(Dataset items)
<<<<

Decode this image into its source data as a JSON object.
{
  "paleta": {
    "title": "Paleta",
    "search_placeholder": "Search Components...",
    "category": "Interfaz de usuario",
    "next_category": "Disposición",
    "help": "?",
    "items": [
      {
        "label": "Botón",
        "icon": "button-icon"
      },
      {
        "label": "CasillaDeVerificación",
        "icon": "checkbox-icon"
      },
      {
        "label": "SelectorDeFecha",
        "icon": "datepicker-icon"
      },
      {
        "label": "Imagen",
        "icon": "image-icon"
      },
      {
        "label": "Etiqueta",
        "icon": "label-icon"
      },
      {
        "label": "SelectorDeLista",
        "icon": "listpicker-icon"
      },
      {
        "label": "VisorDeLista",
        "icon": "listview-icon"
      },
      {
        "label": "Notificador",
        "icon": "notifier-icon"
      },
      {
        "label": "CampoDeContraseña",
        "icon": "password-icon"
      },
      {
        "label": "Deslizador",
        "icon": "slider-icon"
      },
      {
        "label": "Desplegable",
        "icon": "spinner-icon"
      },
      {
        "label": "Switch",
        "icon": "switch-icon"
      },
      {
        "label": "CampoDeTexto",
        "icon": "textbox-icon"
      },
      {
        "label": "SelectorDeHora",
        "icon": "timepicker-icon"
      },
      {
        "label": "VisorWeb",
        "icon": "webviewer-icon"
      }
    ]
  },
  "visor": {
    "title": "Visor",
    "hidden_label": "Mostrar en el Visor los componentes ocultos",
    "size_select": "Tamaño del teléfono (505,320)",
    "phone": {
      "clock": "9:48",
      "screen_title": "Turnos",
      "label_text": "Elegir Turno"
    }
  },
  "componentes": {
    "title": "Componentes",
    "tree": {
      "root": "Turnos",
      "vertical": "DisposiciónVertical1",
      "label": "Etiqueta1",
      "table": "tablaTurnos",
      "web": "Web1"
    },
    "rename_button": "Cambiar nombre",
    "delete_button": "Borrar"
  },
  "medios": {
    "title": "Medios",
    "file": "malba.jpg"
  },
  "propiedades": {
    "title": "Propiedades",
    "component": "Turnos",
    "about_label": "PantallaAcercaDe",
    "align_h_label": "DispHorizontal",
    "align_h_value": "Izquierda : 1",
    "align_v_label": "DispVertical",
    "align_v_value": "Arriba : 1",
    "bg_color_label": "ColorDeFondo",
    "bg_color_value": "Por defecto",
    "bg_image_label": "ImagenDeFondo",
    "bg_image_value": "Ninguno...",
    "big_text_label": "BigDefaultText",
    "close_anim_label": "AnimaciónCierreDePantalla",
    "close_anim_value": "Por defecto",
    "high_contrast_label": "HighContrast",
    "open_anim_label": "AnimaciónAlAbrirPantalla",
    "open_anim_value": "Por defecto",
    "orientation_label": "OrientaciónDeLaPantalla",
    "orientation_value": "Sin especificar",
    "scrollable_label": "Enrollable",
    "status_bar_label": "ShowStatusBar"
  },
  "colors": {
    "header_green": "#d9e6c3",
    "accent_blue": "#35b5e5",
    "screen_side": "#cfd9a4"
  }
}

>>>>

[PROMPT]:
Every record should be repeated exactly; please leave none out.

[TASK OUTPUT]:
Decode this image into its source data as a JSON object.
{
  "paleta": {
    "title": "Paleta",
    "search_placeholder": "Search Components...",
    "category": "Interfaz de usuario",
    "next_category": "Disposición",
    "help": "?",
    "items": [
      {
        "label": "Botón",
        "icon": "button-icon"
      },
      {
        "label": "CasillaDeVerificación",
        "icon": "checkbox-icon"
      },
      {
        "label": "SelectorDeFecha",
        "icon": "datepicker-icon"
      },
      {
        "label": "Imagen",
        "icon": "image-icon"
      },
      {
        "label": "Etiqueta",
        "icon": "label-icon"
      },
      {
        "label": "SelectorDeLista",
        "icon": "listpicker-icon"
      },
      {
        "label": "VisorDeLista",
        "icon": "listview-icon"
      },
      {
        "label": "Notificador",
        "icon": "notifier-icon"
      },
      {
        "label": "CampoDeContraseña",
        "icon": "password-icon"
      },
      {
        "label": "Deslizador",
        "icon": "slider-icon"
      },
      {
        "label": "Desplegable",
        "icon": "spinner-icon"
      },
      {
        "label": "Switch",
        "icon": "switch-icon"
      },
      {
        "label": "CampoDeTexto",
        "icon": "textbox-icon"
      },
      {
        "label": "SelectorDeHora",
        "icon": "timepicker-icon"
      },
      {
        "label": "VisorWeb",
        "icon": "webviewer-icon"
      }
    ]
  },
  "visor": {
    "title": "Visor",
    "hidden_label": "Mostrar en el Visor los componentes ocultos",
    "size_select": "Tamaño del teléfono (505,320)",
    "phone": {
      "clock": "9:48",
      "screen_title": "Turnos",
      "label_text": "Elegir Turno"
    }
  },
  "componentes": {
    "title": "Componentes",
    "tree": {
      "root": "Turnos",
      "vertical": "DisposiciónVertical1",
      "label": "Etiqueta1",
      "table": "tablaTurnos",
      "web": "Web1"
    },
    "rename_button": "Cambiar nombre",
    "delete_button": "Borrar"
  },
  "medios": {
    "title": "Medios",
    "file": "malba.jpg"
  },
  "propiedades": {
    "title": "Propiedades",
    "component": "Turnos",
    "about_label": "PantallaAcercaDe",
    "align_h_label": "DispHorizontal",
    "align_h_value": "Izquierda : 1",
    "align_v_label": "DispVertical",
    "align_v_value": "Arriba : 1",
    "bg_color_label": "ColorDeFondo",
    "bg_color_value": "Por defecto",
    "bg_image_label": "ImagenDeFondo",
    "bg_image_value": "Ninguno...",
    "big_text_label": "BigDefaultText",
    "close_anim_label": "AnimaciónCierreDePantalla",
    "close_anim_value": "Por defecto",
    "high_contrast_label": "HighContrast",
    "open_anim_label": "AnimaciónAlAbrirPantalla",
    "open_anim_value": "Por defecto",
    "orientation_label": "OrientaciónDeLaPantalla",
    "orientation_value": "Sin especificar",
    "scrollable_label": "Enrollable",
    "status_bar_label": "ShowStatusBar"
  },
  "colors": {
    "header_green": "#d9e6c3",
    "accent_blue": "#35b5e5",
    "screen_side": "#cfd9a4"
  }
}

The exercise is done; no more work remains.